**YOUR INSTRUCTIONS**.
Each record below should appear again exactly as written.
--- start LISTED ENTRIES ---
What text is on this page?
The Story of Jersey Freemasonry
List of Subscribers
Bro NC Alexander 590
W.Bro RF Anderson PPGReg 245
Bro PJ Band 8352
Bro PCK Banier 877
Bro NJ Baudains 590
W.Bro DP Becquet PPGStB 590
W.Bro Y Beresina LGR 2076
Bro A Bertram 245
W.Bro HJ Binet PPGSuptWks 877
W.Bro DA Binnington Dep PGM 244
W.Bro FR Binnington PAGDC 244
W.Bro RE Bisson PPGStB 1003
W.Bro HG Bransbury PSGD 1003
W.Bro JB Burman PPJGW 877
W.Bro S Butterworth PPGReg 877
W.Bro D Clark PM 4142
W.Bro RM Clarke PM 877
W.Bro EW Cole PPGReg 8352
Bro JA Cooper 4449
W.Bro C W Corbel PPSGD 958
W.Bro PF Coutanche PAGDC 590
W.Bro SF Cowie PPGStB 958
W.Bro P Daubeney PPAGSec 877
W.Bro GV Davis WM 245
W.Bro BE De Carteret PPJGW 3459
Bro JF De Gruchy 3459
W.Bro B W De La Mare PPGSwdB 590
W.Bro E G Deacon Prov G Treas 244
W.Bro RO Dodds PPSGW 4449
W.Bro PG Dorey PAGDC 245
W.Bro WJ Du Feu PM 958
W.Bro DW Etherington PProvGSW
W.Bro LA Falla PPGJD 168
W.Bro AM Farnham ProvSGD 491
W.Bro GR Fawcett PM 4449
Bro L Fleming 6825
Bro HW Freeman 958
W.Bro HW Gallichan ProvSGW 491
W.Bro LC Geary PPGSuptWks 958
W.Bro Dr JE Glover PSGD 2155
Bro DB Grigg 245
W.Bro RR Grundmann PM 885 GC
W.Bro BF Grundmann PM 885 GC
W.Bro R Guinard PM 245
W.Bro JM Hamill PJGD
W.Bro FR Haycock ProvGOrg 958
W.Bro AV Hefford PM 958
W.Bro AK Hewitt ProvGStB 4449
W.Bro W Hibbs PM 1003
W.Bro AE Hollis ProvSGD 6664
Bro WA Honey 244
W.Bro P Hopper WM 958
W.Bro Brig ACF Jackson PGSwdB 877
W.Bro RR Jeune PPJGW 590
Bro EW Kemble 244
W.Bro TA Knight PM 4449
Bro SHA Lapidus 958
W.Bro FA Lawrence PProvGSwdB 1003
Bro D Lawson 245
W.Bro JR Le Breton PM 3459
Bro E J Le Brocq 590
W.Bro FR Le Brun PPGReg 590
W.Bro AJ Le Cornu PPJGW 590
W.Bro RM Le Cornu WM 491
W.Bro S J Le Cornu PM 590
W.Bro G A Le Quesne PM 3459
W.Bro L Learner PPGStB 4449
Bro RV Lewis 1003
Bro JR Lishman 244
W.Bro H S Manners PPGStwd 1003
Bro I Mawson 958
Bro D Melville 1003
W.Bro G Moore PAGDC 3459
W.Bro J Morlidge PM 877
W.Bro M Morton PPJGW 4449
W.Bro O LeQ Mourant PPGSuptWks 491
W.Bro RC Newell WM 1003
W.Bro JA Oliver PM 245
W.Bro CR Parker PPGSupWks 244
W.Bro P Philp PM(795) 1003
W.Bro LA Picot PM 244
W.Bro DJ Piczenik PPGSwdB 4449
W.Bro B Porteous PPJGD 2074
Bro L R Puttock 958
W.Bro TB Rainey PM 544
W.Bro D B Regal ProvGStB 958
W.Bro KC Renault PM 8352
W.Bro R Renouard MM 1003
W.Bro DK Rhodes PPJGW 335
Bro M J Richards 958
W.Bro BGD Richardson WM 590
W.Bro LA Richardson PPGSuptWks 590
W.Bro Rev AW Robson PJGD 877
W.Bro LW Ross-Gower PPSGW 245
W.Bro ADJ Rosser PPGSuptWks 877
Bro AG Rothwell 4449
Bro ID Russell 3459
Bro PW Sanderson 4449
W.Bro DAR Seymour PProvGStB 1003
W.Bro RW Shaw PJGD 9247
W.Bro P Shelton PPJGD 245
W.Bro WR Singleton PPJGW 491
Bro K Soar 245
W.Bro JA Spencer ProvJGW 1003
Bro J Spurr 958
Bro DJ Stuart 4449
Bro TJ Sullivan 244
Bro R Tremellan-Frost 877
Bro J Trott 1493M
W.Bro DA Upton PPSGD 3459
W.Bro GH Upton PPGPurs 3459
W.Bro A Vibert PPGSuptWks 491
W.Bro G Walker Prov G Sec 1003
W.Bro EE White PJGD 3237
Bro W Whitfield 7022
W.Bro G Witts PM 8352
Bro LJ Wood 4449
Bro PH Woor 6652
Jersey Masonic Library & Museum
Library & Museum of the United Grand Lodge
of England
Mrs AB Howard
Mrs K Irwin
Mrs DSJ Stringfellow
--- end LISTED ENTRIES ---
**REPLY**.
What text is on this page?
The Story of Jersey Freemasonry
List of Subscribers
Bro NC Alexander 590
W.Bro RF Anderson PPGReg 245
Bro PJ Band 8352
Bro PCK Banier 877
Bro NJ Baudains 590
W.Bro DP Becquet PPGStB 590
W.Bro Y Beresina LGR 2076
Bro A Bertram 245
W.Bro HJ Binet PPGSuptWks 877
W.Bro DA Binnington Dep PGM 244
W.Bro FR Binnington PAGDC 244
W.Bro RE Bisson PPGStB 1003
W.Bro HG Bransbury PSGD 1003
W.Bro JB Burman PPJGW 877
W.Bro S Butterworth PPGReg 877
W.Bro D Clark PM 4142
W.Bro RM Clarke PM 877
W.Bro EW Cole PPGReg 8352
Bro JA Cooper 4449
W.Bro C W Corbel PPSGD 958
W.Bro PF Coutanche PAGDC 590
W.Bro SF Cowie PPGStB 958
W.Bro P Daubeney PPAGSec 877
W.Bro GV Davis WM 245
W.Bro BE De Carteret PPJGW 3459
Bro JF De Gruchy 3459
W.Bro B W De La Mare PPGSwdB 590
W.Bro E G Deacon Prov G Treas 244
W.Bro RO Dodds PPSGW 4449
W.Bro PG Dorey PAGDC 245
W.Bro WJ Du Feu PM 958
W.Bro DW Etherington PProvGSW
W.Bro LA Falla PPGJD 168
W.Bro AM Farnham ProvSGD 491
W.Bro GR Fawcett PM 4449
Bro L Fleming 6825
Bro HW Freeman 958
W.Bro HW Gallichan ProvSGW 491
W.Bro LC Geary PPGSuptWks 958
W.Bro Dr JE Glover PSGD 2155
Bro DB Grigg 245
W.Bro RR Grundmann PM 885 GC
W.Bro BF Grundmann PM 885 GC
W.Bro R Guinard PM 245
W.Bro JM Hamill PJGD
W.Bro FR Haycock ProvGOrg 958
W.Bro AV Hefford PM 958
W.Bro AK Hewitt ProvGStB 4449
W.Bro W Hibbs PM 1003
W.Bro AE Hollis ProvSGD 6664
Bro WA Honey 244
W.Bro P Hopper WM 958
W.Bro Brig ACF Jackson PGSwdB 877
W.Bro RR Jeune PPJGW 590
Bro EW Kemble 244
W.Bro TA Knight PM 4449
Bro SHA Lapidus 958
W.Bro FA Lawrence PProvGSwdB 1003
Bro D Lawson 245
W.Bro JR Le Breton PM 3459
Bro E J Le Brocq 590
W.Bro FR Le Brun PPGReg 590
W.Bro AJ Le Cornu PPJGW 590
W.Bro RM Le Cornu WM 491
W.Bro S J Le Cornu PM 590
W.Bro G A Le Quesne PM 3459
W.Bro L Learner PPGStB 4449
Bro RV Lewis 1003
Bro JR Lishman 244
W.Bro H S Manners PPGStwd 1003
Bro I Mawson 958
Bro D Melville 1003
W.Bro G Moore PAGDC 3459
W.Bro J Morlidge PM 877
W.Bro M Morton PPJGW 4449
W.Bro O LeQ Mourant PPGSuptWks 491
W.Bro RC Newell WM 1003
W.Bro JA Oliver PM 245
W.Bro CR Parker PPGSupWks 244
W.Bro P Philp PM(795) 1003
W.Bro LA Picot PM 244
W.Bro DJ Piczenik PPGSwdB 4449
W.Bro B Porteous PPJGD 2074
Bro L R Puttock 958
W.Bro TB Rainey PM 544
W.Bro D B Regal ProvGStB 958
W.Bro KC Renault PM 8352
W.Bro R Renouard MM 1003
W.Bro DK Rhodes PPJGW 335
Bro M J Richards 958
W.Bro BGD Richardson WM 590
W.Bro LA Richardson PPGSuptWks 590
W.Bro Rev AW Robson PJGD 877
W.Bro LW Ross-Gower PPSGW 245
W.Bro ADJ Rosser PPGSuptWks 877
Bro AG Rothwell 4449
Bro ID Russell 3459
Bro PW Sanderson 4449
W.Bro DAR Seymour PProvGStB 1003
W.Bro RW Shaw PJGD 9247
W.Bro P Shelton PPJGD 245
W.Bro WR Singleton PPJGW 491
Bro K Soar 245
W.Bro JA Spencer ProvJGW 1003
Bro J Spurr 958
Bro DJ Stuart 4449
Bro TJ Sullivan 244
Bro R Tremellan-Frost 877
Bro J Trott 1493M
W.Bro DA Upton PPSGD 3459
W.Bro GH Upton PPGPurs 3459
W.Bro A Vibert PPGSuptWks 491
W.Bro G Walker Prov G Sec 1003
W.Bro EE White PJGD 3237
Bro W Whitfield 7022
W.Bro G Witts PM 8352
Bro LJ Wood 4449
Bro PH Woor 6652
Jersey Masonic Library & Museum
Library & Museum of the United Grand Lodge
of England
Mrs AB Howard
Mrs K Irwin
Mrs DSJ Stringfellow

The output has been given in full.